---- Input for this task

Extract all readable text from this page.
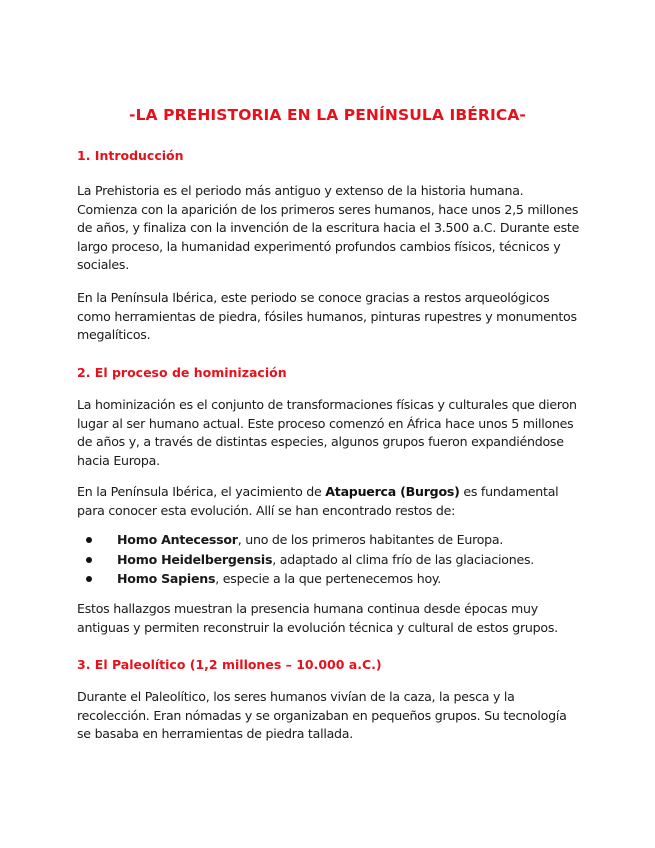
-LA PREHISTORIA EN LA PENÍNSULA IBÉRICA-
1. Introducción

La Prehistoria es el periodo más antiguo y extenso de la historia humana. Comienza con la aparición de los primeros seres humanos, hace unos 2,5 millones de años, y finaliza con la invención de la escritura hacia el 3.500 a.C. Durante este largo proceso, la humanidad experimentó profundos cambios físicos, técnicos y sociales.

En la Península Ibérica, este periodo se conoce gracias a restos arqueológicos como herramientas de piedra, fósiles humanos, pinturas rupestres y monumentos megalíticos.

2. El proceso de hominización

La hominización es el conjunto de transformaciones físicas y culturales que dieron lugar al ser humano actual. Este proceso comenzó en África hace unos 5 millones de años y, a través de distintas especies, algunos grupos fueron expandiéndose hacia Europa.

En la Península Ibérica, el yacimiento de Atapuerca (Burgos) es fundamental para conocer esta evolución. Allí se han encontrado restos de:

Homo Antecessor, uno de los primeros habitantes de Europa.
Homo Heidelbergensis, adaptado al clima frío de las glaciaciones.
Homo Sapiens, especie a la que pertenecemos hoy.

Estos hallazgos muestran la presencia humana continua desde épocas muy antiguas y permiten reconstruir la evolución técnica y cultural de estos grupos.

3. El Paleolítico (1,2 millones – 10.000 a.C.)

Durante el Paleolítico, los seres humanos vivían de la caza, la pesca y la recolección. Eran nómadas y se organizaban en pequeños grupos. Su tecnología se basaba en herramientas de piedra tallada.
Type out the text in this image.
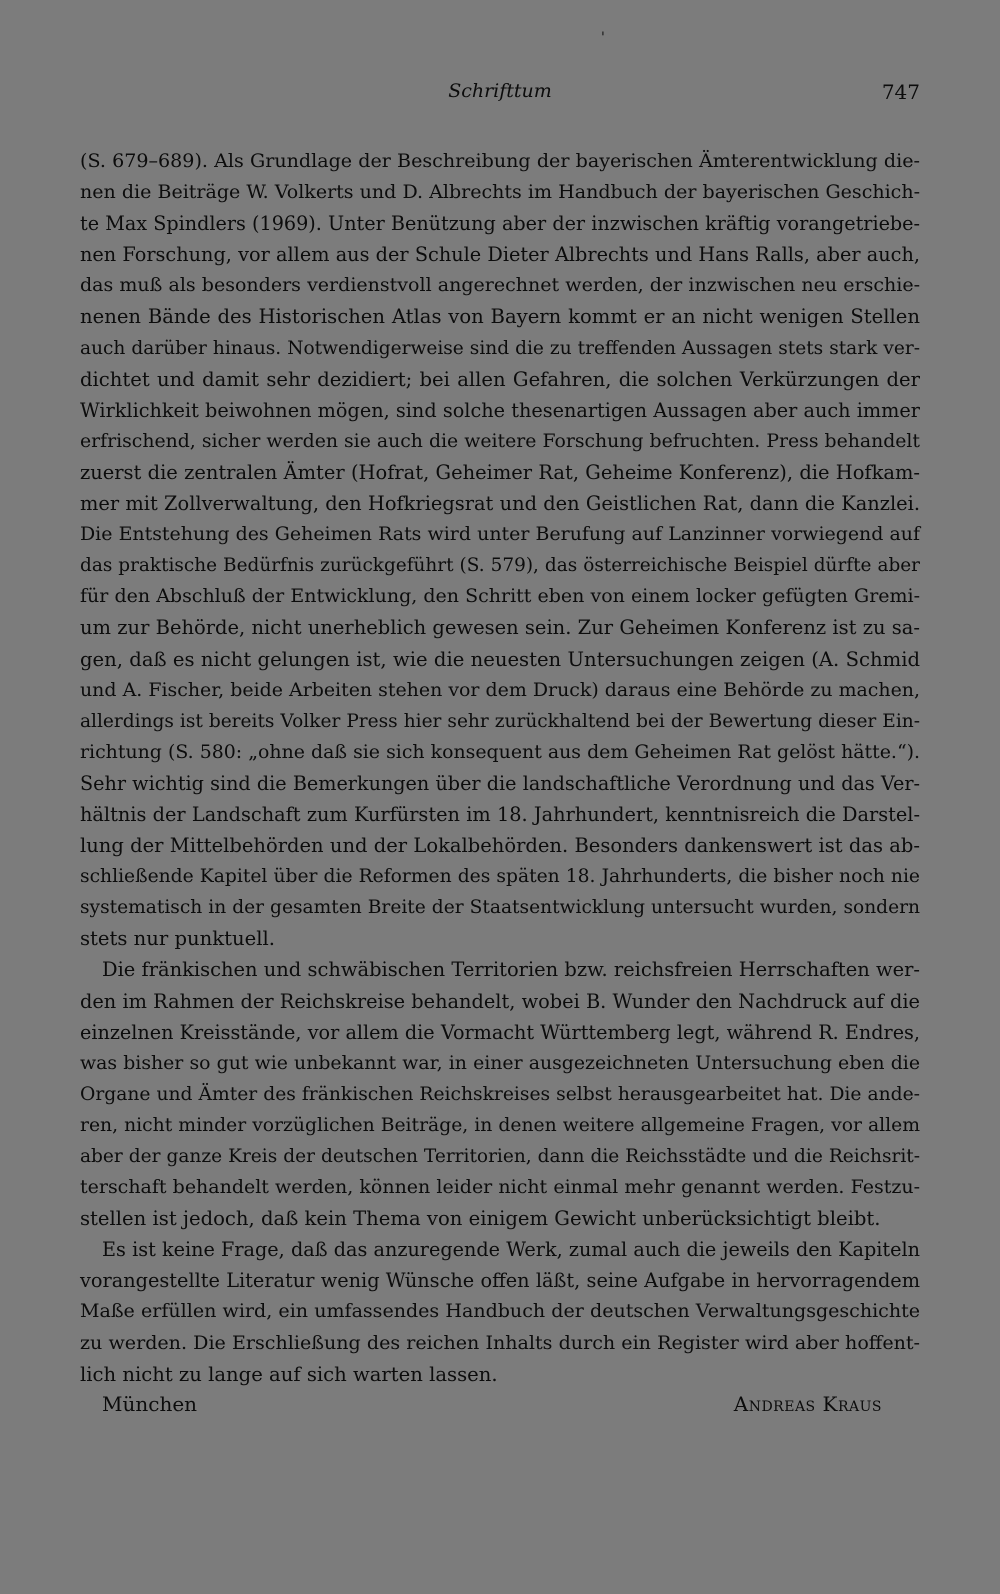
'
Schrifttum	747
(S. 679–689). Als Grundlage der Beschreibung der bayerischen Ämterentwicklung die-
nen die Beiträge W. Volkerts und D. Albrechts im Handbuch der bayerischen Geschich-
te Max Spindlers (1969). Unter Benützung aber der inzwischen kräftig vorangetriebe-
nen Forschung, vor allem aus der Schule Dieter Albrechts und Hans Ralls, aber auch,
das muß als besonders verdienstvoll angerechnet werden, der inzwischen neu erschie-
nenen Bände des Historischen Atlas von Bayern kommt er an nicht wenigen Stellen
auch darüber hinaus. Notwendigerweise sind die zu treffenden Aussagen stets stark ver-
dichtet und damit sehr dezidiert; bei allen Gefahren, die solchen Verkürzungen der
Wirklichkeit beiwohnen mögen, sind solche thesenartigen Aussagen aber auch immer
erfrischend, sicher werden sie auch die weitere Forschung befruchten. Press behandelt
zuerst die zentralen Ämter (Hofrat, Geheimer Rat, Geheime Konferenz), die Hofkam-
mer mit Zollverwaltung, den Hofkriegsrat und den Geistlichen Rat, dann die Kanzlei.
Die Entstehung des Geheimen Rats wird unter Berufung auf Lanzinner vorwiegend auf
das praktische Bedürfnis zurückgeführt (S. 579), das österreichische Beispiel dürfte aber
für den Abschluß der Entwicklung, den Schritt eben von einem locker gefügten Gremi-
um zur Behörde, nicht unerheblich gewesen sein. Zur Geheimen Konferenz ist zu sa-
gen, daß es nicht gelungen ist, wie die neuesten Untersuchungen zeigen (A. Schmid
und A. Fischer, beide Arbeiten stehen vor dem Druck) daraus eine Behörde zu machen,
allerdings ist bereits Volker Press hier sehr zurückhaltend bei der Bewertung dieser Ein-
richtung (S. 580: „ohne daß sie sich konsequent aus dem Geheimen Rat gelöst hätte.“).
Sehr wichtig sind die Bemerkungen über die landschaftliche Verordnung und das Ver-
hältnis der Landschaft zum Kurfürsten im 18. Jahrhundert, kenntnisreich die Darstel-
lung der Mittelbehörden und der Lokalbehörden. Besonders dankenswert ist das ab-
schließende Kapitel über die Reformen des späten 18. Jahrhunderts, die bisher noch nie
systematisch in der gesamten Breite der Staatsentwicklung untersucht wurden, sondern
stets nur punktuell.
Die fränkischen und schwäbischen Territorien bzw. reichsfreien Herrschaften wer-
den im Rahmen der Reichskreise behandelt, wobei B. Wunder den Nachdruck auf die
einzelnen Kreisstände, vor allem die Vormacht Württemberg legt, während R. Endres,
was bisher so gut wie unbekannt war, in einer ausgezeichneten Untersuchung eben die
Organe und Ämter des fränkischen Reichskreises selbst herausgearbeitet hat. Die ande-
ren, nicht minder vorzüglichen Beiträge, in denen weitere allgemeine Fragen, vor allem
aber der ganze Kreis der deutschen Territorien, dann die Reichsstädte und die Reichsrit-
terschaft behandelt werden, können leider nicht einmal mehr genannt werden. Festzu-
stellen ist jedoch, daß kein Thema von einigem Gewicht unberücksichtigt bleibt.
Es ist keine Frage, daß das anzuregende Werk, zumal auch die jeweils den Kapiteln
vorangestellte Literatur wenig Wünsche offen läßt, seine Aufgabe in hervorragendem
Maße erfüllen wird, ein umfassendes Handbuch der deutschen Verwaltungsgeschichte
zu werden. Die Erschließung des reichen Inhalts durch ein Register wird aber hoffent-
lich nicht zu lange auf sich warten lassen.
München	Andreas Kraus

--------

# [Problem statement]
From the entries, report each line that includes the word "restos".

# [Problem solution]
En la Península Ibérica, este periodo se conoce gracias a restos arqueológicos como herramientas de piedra, fósiles humanos, pinturas rupestres y monumentos megalíticos.
En la Península Ibérica, el yacimiento de Atapuerca (Burgos) es fundamental para conocer esta evolución. Allí se han encontrado restos de:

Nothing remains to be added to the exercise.